§ Yazılı görev A:
Seçilen metne göre şu soruları yanıtlayın:
(i) Haritada muhalefeti temsil eden renk hangisidir?
(ii) Altılı masanın adayı kimdir?
(iii) Seçim sonucu oy verenlere uzun süre ne dedirtti?

§ Seçilen metin:

▬▬▬

Soru 2: Peki, sözü edilen haritada; Kürtlerin yoğun olarak yaşadığı tüm yerlerin: muhalefeti temsil eden 'kırmızı' renkle boyandığını da gördünüz mü?

- Biliyorum bu soruya da hepiniz: 'EVET!' diyeceksiniz.

Hiçbir karşı çıkış olmadığı için devam ediyorum:

Ve şimdi de diyorum ki, eğer o haritadaki 'kırmızı' renk dile gelseydi: "Bu coğrafyada yıllardan beridir, ne ana muhalefet partisi CHP ne de altılı masadaki diğer paydaşlarının pek taraftarı yoktu. Fakat halk bu seçimde onlara 'Merhaba' dedi, onların adayı Kılıçdaroğlu'nu adayları kabul edip ona çok yüksek oranda OY verdi!.." derdi.

Buraya kadar hep ben sordum ben cevapladım ve karşı çıkan olmadığına göre: 'anlaştık' diyebilirim.

Nerede kalmıştık?

-Seçim bitti ve Kılıçdaroğlu kaybetti!

Ve bu sonuç oy verenlere uzun süre: Oy! Oy! dedirtti.

O halde biz yeniden o haritada gördüklerimize bakıp devam edelim:

Çünkü burada, ülkemizin iç barışını yok etmeyi amaçlayan çatışmacı bir korku iklimine, onun yapay algılarla oluşturduğu önyargılara karşı boyun eğmek istemeyen halkın verdiği önemli mesajlar var.

Eğer bu mesajları görmez, anlamazsak o zaman da ülkemizin kördüğüm olmuş sorunları gün görmez ve çözümsüz kalır.

Sorumuz şudur:

Kürtler, bu altılı muhalefete neden 'merhaba' dedi ve adaylarına niçin 'oy' verdi?

Bu soruyu da (farklı görüşlere açık olarak) hemen cevaplıyorum.

▬▬▬

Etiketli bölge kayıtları
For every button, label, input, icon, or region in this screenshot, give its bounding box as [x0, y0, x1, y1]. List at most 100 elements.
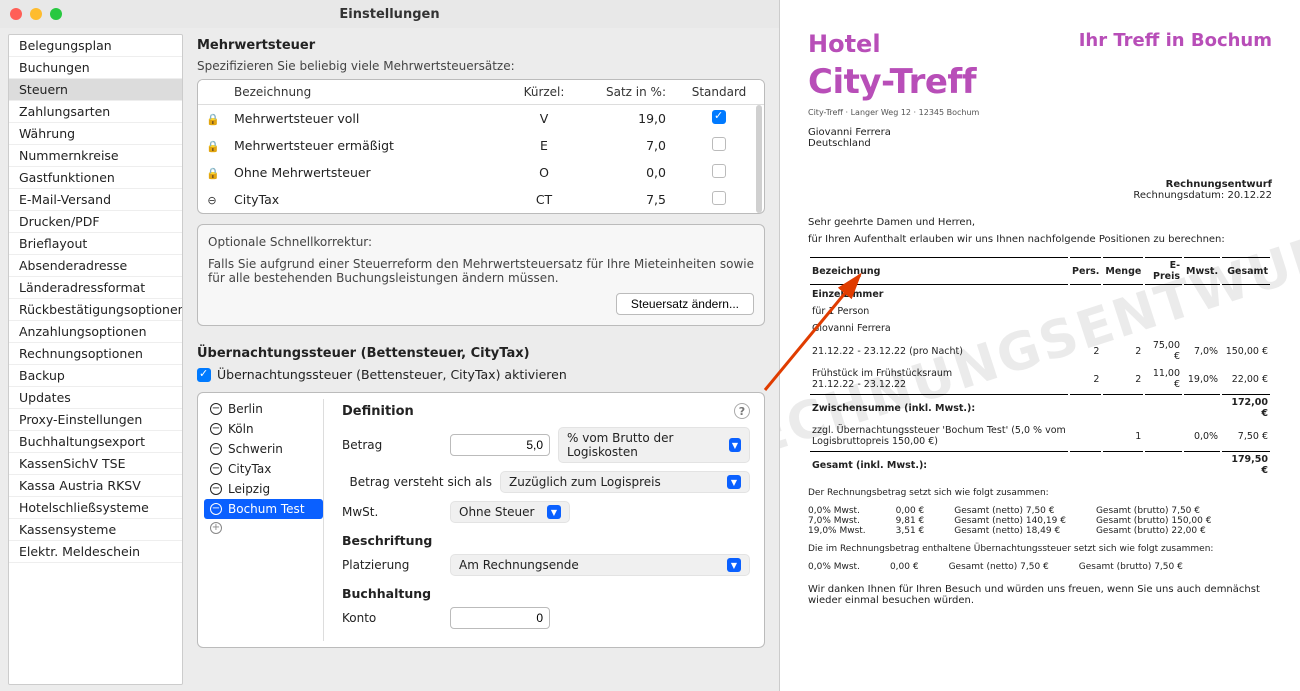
standard-checkbox[interactable]: [712, 110, 726, 124]
sidebar-item[interactable]: Elektr. Meldeschein: [9, 541, 182, 563]
sidebar-item[interactable]: Updates: [9, 387, 182, 409]
tax-list-item[interactable]: −Schwerin: [204, 439, 323, 459]
sidebar-item[interactable]: Gastfunktionen: [9, 167, 182, 189]
sidebar-item[interactable]: Backup: [9, 365, 182, 387]
sidebar-item[interactable]: Kassensysteme: [9, 519, 182, 541]
chevron-down-icon: ▼: [727, 558, 741, 572]
standard-checkbox[interactable]: [712, 191, 726, 205]
window-title: Einstellungen: [339, 7, 439, 22]
sidebar-item[interactable]: Rückbestätigungsoptionen: [9, 299, 182, 321]
col-satz: Satz in %:: [584, 80, 674, 104]
enable-acc-tax-checkbox[interactable]: [197, 368, 211, 382]
sidebar-item[interactable]: Rechnungsoptionen: [9, 343, 182, 365]
minus-icon: −: [210, 483, 222, 495]
tax-list-item[interactable]: −Bochum Test: [204, 499, 323, 519]
sidebar-item[interactable]: Drucken/PDF: [9, 211, 182, 233]
sidebar-item[interactable]: Brieflayout: [9, 233, 182, 255]
amount-unit-select[interactable]: % vom Brutto der Logiskosten▼: [558, 427, 750, 463]
sidebar-item[interactable]: Buchhaltungsexport: [9, 431, 182, 453]
sidebar-item[interactable]: Hotelschließsysteme: [9, 497, 182, 519]
vat-select[interactable]: Ohne Steuer▼: [450, 501, 570, 523]
recipient: Giovanni Ferrera Deutschland: [808, 127, 1272, 149]
tax-list: −Berlin−Köln−Schwerin−CityTax−Leipzig−Bo…: [204, 399, 324, 641]
understand-label: Betrag versteht sich als: [342, 475, 492, 489]
sidebar-item[interactable]: Steuern: [9, 79, 182, 101]
sidebar-item[interactable]: Kassa Austria RKSV: [9, 475, 182, 497]
tax-list-item[interactable]: −CityTax: [204, 459, 323, 479]
sidebar-item[interactable]: E-Mail-Versand: [9, 189, 182, 211]
invoice-table: Bezeichnung Pers. Menge E-Preis Mwst. Ge…: [808, 255, 1272, 480]
col-std: Standard: [674, 80, 764, 104]
chevron-down-icon: ▼: [729, 438, 741, 452]
acc-tax-panel: −Berlin−Köln−Schwerin−CityTax−Leipzig−Bo…: [197, 392, 765, 648]
vat-row[interactable]: 🔒 Ohne Mehrwertsteuer O 0,0: [198, 159, 764, 186]
logo-top: Hotel: [808, 30, 881, 58]
standard-checkbox[interactable]: [712, 137, 726, 151]
chevron-down-icon: ▼: [727, 475, 741, 489]
correction-box: Optionale Schnellkorrektur: Falls Sie au…: [197, 224, 765, 326]
amount-label: Betrag: [342, 438, 442, 452]
correction-desc: Falls Sie aufgrund einer Steuerreform de…: [208, 257, 754, 285]
sidebar-item[interactable]: Buchungen: [9, 57, 182, 79]
sidebar-item[interactable]: Länderadressformat: [9, 277, 182, 299]
add-tax-button[interactable]: +: [204, 519, 323, 537]
lock-icon: 🔒: [206, 167, 220, 180]
minus-icon: −: [210, 503, 222, 515]
sidebar: BelegungsplanBuchungenSteuernZahlungsart…: [8, 34, 183, 685]
amount-input[interactable]: [450, 434, 550, 456]
sidebar-item[interactable]: Nummernkreise: [9, 145, 182, 167]
account-label: Konto: [342, 611, 442, 625]
vat-label: MwSt.: [342, 505, 442, 519]
standard-checkbox[interactable]: [712, 164, 726, 178]
placement-label: Platzierung: [342, 558, 442, 572]
sidebar-item[interactable]: Zahlungsarten: [9, 101, 182, 123]
tax-list-item[interactable]: −Köln: [204, 419, 323, 439]
understand-select[interactable]: Zuzüglich zum Logispreis▼: [500, 471, 750, 493]
breakdown-intro: Der Rechnungsbetrag setzt sich wie folgt…: [808, 488, 1272, 498]
col-name: Bezeichnung: [226, 80, 504, 104]
placement-select[interactable]: Am Rechnungsende▼: [450, 554, 750, 576]
sidebar-item[interactable]: Anzahlungsoptionen: [9, 321, 182, 343]
sidebar-item[interactable]: Währung: [9, 123, 182, 145]
caption-heading: Beschriftung: [342, 533, 750, 548]
accommodation-tax-heading: Übernachtungssteuer (Bettensteuer, CityT…: [197, 346, 765, 361]
change-rate-button[interactable]: Steuersatz ändern...: [616, 293, 754, 315]
sidebar-item[interactable]: Belegungsplan: [9, 35, 182, 57]
zoom-icon[interactable]: [50, 8, 62, 20]
intro-text: für Ihren Aufenthalt erlauben wir uns Ih…: [808, 234, 1272, 245]
vat-row[interactable]: 🔒 Mehrwertsteuer voll V 19,0: [198, 105, 764, 132]
scrollbar[interactable]: [756, 105, 762, 213]
minus-icon: ⊖: [207, 194, 216, 207]
closing-text: Wir danken Ihnen für Ihren Besuch und wü…: [808, 584, 1272, 606]
minus-icon: −: [210, 403, 222, 415]
definition-heading: Definition: [342, 404, 414, 419]
vat-row[interactable]: 🔒 Mehrwertsteuer ermäßigt E 7,0: [198, 132, 764, 159]
plus-icon: +: [210, 522, 222, 534]
vat-row[interactable]: ⊖ CityTax CT 7,5: [198, 186, 764, 213]
account-input[interactable]: [450, 607, 550, 629]
salutation: Sehr geehrte Damen und Herren,: [808, 217, 1272, 228]
content-pane: Mehrwertsteuer Spezifizieren Sie beliebi…: [183, 28, 779, 691]
definition-panel: Definition ? Betrag % vom Brutto der Log…: [334, 399, 758, 641]
invoice-meta: Rechnungsentwurf Rechnungsdatum: 20.12.2…: [808, 179, 1272, 201]
vat-table: Bezeichnung Kürzel: Satz in %: Standard …: [197, 79, 765, 214]
accounting-heading: Buchhaltung: [342, 586, 750, 601]
minimize-icon[interactable]: [30, 8, 42, 20]
help-icon[interactable]: ?: [734, 403, 750, 419]
sidebar-item[interactable]: Absenderadresse: [9, 255, 182, 277]
tax-list-item[interactable]: −Leipzig: [204, 479, 323, 499]
enable-acc-tax-label: Übernachtungssteuer (Bettensteuer, CityT…: [217, 367, 567, 382]
vat-breakdown: 0,0% Mwst.7,0% Mwst.19,0% Mwst.0,00 €9,8…: [808, 506, 1272, 536]
vat-desc: Spezifizieren Sie beliebig viele Mehrwer…: [197, 59, 765, 73]
tax-list-item[interactable]: −Berlin: [204, 399, 323, 419]
invoice-preview: RECHNUNGSENTWURF Hotel Ihr Treff in Boch…: [780, 0, 1300, 691]
slogan: Ihr Treff in Bochum: [1079, 30, 1272, 51]
acc-breakdown-intro: Die im Rechnungsbetrag enthaltene Überna…: [808, 544, 1272, 554]
sidebar-item[interactable]: Proxy-Einstellungen: [9, 409, 182, 431]
sender-address: City-Treff · Langer Weg 12 · 12345 Bochu…: [808, 108, 1272, 117]
acc-breakdown: 0,0% Mwst. 0,00 € Gesamt (netto) 7,50 € …: [808, 562, 1272, 572]
settings-window: Einstellungen BelegungsplanBuchungenSteu…: [0, 0, 780, 691]
col-kurz: Kürzel:: [504, 80, 584, 104]
close-icon[interactable]: [10, 8, 22, 20]
sidebar-item[interactable]: KassenSichV TSE: [9, 453, 182, 475]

▬▬▬

§ Yazılı görev B:
Kayıtlarda "standard-checkbox[interactable]: [712, 110, 726, 124]" satırından "standard-checkbox[interactable]: [712, 191, 726, 205]" satırına kadar olan kısmı, iki uç satır da dahil, düzenleyin. Her "sidebar-item" ifadesini "nav-item" ile değiştirin, geri kalan her şeyi aynen bırakın ve yalnızca bu satırları verin.

§ Nihai cevap A:
(i) Kırmızı.
(ii) Kılıçdaroğlu.
(iii) "Oy! Oy!"

§ Nihai cevap B:
standard-checkbox[interactable]: [712, 110, 726, 124]
nav-item[interactable]: Elektr. Meldeschein: [9, 541, 182, 563]
nav-item[interactable]: Updates: [9, 387, 182, 409]
tax-list-item[interactable]: −Schwerin: [204, 439, 323, 459]
nav-item[interactable]: Gastfunktionen: [9, 167, 182, 189]
nav-item[interactable]: Backup: [9, 365, 182, 387]
nav-item[interactable]: Kassensysteme: [9, 519, 182, 541]
chevron-down-icon: ▼: [727, 558, 741, 572]
standard-checkbox[interactable]: [712, 191, 726, 205]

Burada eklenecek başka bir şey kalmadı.